— BEGIN —

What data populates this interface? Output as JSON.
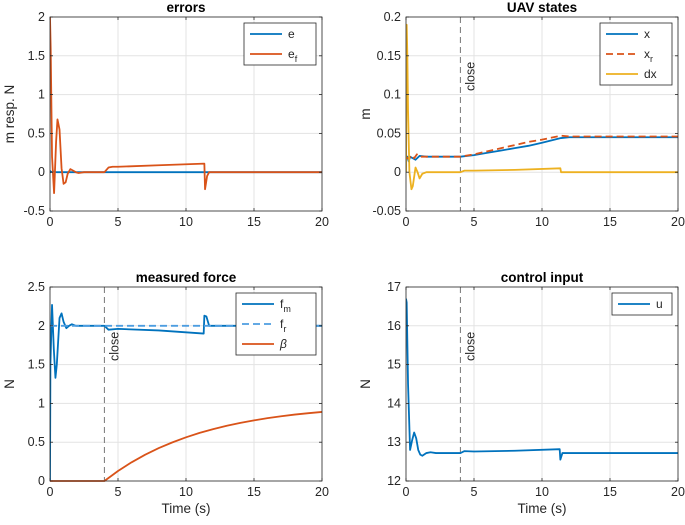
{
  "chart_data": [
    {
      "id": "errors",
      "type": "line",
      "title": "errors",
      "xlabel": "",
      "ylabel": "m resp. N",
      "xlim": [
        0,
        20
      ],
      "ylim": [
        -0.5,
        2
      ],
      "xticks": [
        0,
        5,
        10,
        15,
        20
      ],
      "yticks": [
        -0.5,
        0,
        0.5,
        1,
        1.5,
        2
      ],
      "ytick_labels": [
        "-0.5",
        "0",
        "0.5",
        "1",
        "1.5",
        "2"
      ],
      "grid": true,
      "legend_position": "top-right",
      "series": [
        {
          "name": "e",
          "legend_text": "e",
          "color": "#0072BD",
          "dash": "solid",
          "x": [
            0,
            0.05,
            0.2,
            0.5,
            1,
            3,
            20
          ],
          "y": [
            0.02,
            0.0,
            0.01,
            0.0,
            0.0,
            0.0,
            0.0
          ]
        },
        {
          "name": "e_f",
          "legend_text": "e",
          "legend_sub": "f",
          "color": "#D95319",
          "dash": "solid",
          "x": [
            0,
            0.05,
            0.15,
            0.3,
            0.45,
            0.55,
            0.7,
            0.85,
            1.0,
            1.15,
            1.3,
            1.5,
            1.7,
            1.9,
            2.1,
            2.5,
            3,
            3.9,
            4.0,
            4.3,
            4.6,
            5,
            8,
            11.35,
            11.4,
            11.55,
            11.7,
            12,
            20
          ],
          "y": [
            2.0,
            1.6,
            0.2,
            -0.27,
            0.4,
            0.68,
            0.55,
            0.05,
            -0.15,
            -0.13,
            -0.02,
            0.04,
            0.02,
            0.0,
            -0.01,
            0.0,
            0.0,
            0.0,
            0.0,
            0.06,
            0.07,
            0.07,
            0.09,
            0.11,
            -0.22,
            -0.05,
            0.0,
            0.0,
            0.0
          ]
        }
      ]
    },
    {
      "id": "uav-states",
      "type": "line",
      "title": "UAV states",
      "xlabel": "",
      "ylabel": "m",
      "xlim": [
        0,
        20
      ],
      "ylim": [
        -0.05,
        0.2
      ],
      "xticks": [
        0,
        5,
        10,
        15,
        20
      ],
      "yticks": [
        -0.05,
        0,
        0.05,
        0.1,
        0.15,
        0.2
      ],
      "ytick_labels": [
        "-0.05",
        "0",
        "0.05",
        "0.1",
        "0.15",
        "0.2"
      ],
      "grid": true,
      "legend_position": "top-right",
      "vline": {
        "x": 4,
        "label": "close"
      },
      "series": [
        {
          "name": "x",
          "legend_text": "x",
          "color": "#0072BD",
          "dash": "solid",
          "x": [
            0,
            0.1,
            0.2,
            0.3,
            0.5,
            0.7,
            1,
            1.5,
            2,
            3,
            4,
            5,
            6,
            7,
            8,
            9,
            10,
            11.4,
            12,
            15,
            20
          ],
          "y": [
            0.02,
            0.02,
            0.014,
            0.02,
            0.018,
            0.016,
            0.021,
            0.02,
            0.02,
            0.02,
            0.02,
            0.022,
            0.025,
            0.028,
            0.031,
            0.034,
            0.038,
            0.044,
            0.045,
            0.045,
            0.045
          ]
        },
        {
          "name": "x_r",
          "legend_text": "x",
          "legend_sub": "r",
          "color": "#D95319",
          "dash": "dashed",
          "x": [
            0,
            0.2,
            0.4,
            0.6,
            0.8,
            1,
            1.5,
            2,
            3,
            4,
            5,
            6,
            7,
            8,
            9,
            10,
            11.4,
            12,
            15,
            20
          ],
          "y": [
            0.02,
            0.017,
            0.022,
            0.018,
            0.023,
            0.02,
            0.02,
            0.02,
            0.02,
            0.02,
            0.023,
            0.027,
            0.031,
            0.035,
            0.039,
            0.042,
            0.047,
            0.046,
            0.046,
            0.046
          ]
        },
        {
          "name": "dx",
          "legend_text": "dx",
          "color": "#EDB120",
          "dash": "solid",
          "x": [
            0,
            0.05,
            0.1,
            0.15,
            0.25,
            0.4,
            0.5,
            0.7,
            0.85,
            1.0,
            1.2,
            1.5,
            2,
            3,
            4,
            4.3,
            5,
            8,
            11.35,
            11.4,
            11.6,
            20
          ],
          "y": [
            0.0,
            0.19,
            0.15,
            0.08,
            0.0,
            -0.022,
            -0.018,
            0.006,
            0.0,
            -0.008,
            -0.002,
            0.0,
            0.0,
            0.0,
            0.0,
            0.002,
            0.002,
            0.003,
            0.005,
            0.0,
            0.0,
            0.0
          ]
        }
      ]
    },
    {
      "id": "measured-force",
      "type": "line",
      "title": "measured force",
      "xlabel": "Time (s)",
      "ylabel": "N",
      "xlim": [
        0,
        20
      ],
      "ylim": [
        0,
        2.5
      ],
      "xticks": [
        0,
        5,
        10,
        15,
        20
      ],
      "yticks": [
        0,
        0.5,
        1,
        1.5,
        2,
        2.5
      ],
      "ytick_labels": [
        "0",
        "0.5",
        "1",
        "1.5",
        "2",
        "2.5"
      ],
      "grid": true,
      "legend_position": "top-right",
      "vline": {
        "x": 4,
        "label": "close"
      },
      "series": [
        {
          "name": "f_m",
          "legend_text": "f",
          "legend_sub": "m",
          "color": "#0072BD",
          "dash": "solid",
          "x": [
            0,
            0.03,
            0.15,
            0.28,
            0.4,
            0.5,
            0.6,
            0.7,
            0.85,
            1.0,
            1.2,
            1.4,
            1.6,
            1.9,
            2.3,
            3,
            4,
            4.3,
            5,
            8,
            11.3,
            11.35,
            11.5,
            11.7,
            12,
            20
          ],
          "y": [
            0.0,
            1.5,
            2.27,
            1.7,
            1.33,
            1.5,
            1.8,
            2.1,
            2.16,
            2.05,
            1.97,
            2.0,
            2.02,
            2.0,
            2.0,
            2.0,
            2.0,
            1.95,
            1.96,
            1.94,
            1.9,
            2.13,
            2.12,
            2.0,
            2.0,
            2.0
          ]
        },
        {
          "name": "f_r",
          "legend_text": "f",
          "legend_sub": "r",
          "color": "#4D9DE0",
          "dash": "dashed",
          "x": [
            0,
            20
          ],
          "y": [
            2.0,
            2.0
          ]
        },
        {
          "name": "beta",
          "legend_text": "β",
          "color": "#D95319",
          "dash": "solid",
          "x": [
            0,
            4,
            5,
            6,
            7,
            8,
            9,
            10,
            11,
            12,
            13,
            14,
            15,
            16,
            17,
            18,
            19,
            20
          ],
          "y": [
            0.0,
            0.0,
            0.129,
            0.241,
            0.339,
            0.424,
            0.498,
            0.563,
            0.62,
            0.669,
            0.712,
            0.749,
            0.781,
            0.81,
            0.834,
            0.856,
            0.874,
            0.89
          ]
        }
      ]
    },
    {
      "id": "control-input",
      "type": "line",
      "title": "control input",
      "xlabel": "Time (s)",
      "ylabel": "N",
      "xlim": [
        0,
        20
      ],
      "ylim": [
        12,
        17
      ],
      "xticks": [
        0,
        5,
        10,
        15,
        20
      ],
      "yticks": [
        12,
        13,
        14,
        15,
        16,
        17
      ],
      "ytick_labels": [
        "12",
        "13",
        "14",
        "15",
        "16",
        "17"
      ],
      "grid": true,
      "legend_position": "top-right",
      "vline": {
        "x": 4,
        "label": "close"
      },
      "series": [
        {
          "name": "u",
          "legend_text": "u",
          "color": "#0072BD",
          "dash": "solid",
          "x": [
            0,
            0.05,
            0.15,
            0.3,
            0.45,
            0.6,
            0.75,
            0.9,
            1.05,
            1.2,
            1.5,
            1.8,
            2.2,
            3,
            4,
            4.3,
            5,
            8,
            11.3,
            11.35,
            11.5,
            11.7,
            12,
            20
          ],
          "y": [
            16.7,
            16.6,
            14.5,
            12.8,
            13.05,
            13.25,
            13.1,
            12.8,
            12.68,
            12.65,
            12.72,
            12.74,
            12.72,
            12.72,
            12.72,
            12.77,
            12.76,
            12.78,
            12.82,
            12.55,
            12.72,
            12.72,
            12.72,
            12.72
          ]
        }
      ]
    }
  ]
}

— END —

In the listing, find each line with the string "input" and copy it.

**Written answer:**
      "id": "control-input",
      "title": "control input",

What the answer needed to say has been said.